◆ **Records provided**:
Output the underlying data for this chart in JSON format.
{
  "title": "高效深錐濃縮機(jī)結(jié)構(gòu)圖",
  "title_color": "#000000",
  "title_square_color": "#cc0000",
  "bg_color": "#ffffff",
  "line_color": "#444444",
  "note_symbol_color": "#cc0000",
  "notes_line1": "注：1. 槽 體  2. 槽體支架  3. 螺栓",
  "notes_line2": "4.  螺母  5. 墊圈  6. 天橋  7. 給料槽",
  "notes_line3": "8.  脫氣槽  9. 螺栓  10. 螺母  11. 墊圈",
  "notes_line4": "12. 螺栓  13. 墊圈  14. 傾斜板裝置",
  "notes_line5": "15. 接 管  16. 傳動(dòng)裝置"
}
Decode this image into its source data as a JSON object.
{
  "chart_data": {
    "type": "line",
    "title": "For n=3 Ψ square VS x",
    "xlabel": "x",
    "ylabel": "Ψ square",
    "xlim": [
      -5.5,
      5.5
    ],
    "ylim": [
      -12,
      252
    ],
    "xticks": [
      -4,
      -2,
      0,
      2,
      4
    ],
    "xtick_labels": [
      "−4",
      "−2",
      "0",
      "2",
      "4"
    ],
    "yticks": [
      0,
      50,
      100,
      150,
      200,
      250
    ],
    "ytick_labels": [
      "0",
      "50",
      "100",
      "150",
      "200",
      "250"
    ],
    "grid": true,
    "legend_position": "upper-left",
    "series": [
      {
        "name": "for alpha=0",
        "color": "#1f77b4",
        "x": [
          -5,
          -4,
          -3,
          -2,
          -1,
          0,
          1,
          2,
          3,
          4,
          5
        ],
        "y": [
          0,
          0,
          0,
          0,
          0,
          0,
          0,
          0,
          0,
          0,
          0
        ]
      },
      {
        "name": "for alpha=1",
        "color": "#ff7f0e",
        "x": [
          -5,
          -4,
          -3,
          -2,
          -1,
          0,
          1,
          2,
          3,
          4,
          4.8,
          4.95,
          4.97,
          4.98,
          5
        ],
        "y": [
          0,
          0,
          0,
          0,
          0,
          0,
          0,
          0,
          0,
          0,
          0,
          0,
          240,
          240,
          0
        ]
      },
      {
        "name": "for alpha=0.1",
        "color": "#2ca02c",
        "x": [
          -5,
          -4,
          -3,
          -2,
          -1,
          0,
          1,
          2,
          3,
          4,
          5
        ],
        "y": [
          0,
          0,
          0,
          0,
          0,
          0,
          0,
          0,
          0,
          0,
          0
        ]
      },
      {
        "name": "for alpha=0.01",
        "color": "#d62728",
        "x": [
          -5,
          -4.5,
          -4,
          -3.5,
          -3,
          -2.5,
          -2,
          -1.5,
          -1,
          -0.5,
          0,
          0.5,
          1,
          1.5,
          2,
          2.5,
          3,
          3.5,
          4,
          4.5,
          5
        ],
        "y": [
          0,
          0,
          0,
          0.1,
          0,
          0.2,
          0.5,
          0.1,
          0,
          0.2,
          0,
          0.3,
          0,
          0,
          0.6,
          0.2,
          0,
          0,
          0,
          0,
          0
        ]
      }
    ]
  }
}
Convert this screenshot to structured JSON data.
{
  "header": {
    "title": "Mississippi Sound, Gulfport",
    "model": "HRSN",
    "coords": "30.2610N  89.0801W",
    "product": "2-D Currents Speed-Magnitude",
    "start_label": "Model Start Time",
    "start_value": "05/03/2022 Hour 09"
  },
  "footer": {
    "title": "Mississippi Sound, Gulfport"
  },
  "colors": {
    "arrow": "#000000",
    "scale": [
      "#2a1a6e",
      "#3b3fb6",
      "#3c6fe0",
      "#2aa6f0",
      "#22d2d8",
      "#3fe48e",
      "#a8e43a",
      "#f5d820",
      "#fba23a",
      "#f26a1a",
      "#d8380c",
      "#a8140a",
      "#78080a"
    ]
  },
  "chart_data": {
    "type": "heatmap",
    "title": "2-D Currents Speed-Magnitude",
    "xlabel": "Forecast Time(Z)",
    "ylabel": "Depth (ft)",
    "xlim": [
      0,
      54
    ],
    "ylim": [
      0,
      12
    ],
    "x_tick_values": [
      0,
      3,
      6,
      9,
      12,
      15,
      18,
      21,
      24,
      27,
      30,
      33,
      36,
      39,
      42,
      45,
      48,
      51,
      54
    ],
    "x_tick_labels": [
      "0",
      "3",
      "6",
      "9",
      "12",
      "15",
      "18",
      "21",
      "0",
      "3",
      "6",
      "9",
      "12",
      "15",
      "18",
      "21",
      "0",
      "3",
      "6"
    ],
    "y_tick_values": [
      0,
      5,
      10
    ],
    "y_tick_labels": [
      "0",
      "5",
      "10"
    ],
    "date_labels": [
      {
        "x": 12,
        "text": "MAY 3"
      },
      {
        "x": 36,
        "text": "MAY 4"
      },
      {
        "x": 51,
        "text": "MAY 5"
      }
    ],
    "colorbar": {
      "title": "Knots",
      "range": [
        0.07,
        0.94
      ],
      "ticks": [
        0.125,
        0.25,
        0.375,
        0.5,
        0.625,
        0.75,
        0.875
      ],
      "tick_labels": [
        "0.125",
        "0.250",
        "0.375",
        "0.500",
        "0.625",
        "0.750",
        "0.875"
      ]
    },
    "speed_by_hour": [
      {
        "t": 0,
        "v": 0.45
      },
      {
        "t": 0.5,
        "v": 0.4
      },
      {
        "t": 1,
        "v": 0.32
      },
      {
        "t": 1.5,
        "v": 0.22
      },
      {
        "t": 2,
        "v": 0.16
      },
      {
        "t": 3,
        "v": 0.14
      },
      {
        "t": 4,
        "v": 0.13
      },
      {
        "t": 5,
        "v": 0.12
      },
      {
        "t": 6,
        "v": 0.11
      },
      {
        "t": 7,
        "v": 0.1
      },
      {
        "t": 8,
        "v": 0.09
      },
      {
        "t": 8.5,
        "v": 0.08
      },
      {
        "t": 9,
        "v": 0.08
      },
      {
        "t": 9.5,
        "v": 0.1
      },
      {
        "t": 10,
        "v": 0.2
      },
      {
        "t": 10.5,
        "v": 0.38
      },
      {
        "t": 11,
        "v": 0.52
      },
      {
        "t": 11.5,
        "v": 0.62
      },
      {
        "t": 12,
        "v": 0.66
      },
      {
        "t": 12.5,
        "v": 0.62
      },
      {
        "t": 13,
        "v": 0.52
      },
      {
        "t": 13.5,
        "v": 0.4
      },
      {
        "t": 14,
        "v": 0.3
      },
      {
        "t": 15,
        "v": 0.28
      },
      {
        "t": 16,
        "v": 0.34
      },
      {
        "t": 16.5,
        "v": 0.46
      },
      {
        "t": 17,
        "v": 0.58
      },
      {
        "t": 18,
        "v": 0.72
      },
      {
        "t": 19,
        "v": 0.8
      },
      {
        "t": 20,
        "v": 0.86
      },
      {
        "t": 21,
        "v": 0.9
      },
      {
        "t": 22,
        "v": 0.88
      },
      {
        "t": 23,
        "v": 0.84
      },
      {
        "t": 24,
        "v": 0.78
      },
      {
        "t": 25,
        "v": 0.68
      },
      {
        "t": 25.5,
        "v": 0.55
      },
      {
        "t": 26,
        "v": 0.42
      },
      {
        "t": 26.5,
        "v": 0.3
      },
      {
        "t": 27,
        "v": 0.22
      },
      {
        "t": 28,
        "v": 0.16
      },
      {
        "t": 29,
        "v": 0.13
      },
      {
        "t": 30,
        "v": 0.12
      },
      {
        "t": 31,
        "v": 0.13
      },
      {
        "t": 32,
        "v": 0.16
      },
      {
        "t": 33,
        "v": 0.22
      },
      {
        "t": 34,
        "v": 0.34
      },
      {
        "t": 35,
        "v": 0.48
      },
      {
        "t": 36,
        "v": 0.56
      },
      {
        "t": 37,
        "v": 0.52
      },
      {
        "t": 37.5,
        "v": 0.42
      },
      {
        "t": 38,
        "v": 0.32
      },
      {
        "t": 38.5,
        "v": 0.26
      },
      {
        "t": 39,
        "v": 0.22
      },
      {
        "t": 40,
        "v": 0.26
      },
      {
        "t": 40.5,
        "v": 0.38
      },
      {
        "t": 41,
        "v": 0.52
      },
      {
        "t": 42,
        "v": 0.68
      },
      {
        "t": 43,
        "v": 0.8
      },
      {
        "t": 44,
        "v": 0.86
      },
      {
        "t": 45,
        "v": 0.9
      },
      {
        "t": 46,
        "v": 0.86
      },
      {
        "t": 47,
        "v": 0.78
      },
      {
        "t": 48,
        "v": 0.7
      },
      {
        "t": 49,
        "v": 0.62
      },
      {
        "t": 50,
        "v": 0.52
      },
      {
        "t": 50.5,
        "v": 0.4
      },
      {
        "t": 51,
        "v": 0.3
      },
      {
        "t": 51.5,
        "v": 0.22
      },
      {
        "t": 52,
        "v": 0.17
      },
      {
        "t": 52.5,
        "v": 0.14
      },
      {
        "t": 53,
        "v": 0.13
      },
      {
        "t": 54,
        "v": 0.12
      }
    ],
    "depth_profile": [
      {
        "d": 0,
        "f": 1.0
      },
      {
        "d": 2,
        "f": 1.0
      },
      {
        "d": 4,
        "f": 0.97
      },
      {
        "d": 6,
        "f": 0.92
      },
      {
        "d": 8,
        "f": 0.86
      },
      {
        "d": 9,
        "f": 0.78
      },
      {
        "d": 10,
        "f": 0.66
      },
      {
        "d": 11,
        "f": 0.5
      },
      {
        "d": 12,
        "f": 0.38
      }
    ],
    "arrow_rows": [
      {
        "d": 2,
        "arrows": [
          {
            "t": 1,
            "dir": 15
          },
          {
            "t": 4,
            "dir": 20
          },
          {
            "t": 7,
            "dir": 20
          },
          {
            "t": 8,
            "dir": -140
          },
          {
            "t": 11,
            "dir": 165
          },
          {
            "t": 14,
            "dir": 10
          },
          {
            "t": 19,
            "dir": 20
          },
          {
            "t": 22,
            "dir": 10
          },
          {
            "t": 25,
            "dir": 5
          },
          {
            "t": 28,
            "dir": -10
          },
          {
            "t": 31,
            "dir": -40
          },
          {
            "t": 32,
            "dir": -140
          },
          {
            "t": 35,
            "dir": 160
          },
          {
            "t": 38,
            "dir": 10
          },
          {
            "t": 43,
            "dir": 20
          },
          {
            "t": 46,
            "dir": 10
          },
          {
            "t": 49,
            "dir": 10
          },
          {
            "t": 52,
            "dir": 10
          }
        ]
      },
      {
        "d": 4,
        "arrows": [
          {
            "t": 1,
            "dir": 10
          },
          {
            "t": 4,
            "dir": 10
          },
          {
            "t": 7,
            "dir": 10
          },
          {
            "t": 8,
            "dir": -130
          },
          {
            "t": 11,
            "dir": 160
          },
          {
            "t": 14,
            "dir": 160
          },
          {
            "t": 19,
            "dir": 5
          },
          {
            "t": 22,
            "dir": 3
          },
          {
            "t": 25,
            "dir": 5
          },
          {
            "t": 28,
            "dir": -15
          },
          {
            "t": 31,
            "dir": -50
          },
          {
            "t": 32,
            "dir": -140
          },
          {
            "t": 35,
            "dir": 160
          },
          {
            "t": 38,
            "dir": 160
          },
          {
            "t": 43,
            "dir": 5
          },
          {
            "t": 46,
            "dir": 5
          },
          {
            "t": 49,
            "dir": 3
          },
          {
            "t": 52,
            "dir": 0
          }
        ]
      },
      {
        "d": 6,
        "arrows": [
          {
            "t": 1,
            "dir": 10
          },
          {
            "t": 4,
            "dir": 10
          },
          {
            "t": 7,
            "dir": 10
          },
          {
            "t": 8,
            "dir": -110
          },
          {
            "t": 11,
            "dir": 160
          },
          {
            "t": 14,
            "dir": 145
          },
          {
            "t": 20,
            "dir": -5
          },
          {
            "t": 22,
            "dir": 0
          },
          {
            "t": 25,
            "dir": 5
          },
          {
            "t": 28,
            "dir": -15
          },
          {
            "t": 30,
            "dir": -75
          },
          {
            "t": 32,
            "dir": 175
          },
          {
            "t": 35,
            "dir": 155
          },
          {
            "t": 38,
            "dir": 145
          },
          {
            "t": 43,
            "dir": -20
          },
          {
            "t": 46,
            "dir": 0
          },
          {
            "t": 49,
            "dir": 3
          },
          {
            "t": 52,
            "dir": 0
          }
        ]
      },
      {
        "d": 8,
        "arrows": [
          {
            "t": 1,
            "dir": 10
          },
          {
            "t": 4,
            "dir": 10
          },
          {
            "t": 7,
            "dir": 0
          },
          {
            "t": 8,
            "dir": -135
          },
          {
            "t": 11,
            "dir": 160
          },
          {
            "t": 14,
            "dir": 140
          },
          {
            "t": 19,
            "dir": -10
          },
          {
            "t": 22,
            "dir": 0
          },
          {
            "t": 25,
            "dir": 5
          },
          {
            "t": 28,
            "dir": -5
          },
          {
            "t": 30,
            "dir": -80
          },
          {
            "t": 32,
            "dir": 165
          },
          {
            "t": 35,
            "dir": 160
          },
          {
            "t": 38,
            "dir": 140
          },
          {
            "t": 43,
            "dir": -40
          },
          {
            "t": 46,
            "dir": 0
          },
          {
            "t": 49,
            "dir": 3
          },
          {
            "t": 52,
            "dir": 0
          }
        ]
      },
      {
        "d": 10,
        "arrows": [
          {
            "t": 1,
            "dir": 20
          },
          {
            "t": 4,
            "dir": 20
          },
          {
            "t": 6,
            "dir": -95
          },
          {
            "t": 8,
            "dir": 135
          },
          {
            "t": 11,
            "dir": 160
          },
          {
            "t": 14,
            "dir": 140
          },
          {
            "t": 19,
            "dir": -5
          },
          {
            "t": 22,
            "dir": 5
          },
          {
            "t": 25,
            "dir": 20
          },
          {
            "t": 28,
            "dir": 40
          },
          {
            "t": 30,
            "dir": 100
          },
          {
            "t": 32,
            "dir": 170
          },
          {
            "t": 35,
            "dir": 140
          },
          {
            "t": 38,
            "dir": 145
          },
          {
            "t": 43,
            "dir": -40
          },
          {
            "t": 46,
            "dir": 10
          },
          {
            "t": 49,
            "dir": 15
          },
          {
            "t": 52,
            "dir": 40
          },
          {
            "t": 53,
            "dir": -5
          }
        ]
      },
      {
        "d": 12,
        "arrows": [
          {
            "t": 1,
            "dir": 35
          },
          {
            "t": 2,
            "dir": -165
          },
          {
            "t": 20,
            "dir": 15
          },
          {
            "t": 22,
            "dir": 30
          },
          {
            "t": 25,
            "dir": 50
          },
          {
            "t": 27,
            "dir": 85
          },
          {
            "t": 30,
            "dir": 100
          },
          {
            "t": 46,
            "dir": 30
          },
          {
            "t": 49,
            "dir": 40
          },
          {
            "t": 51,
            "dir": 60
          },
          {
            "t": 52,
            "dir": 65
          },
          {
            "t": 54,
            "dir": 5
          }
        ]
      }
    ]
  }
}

◆ **Work to complete**:
Each line of the data that includes the word "Sound" counts once; report the total and nothing more.

◆ **Response**:
2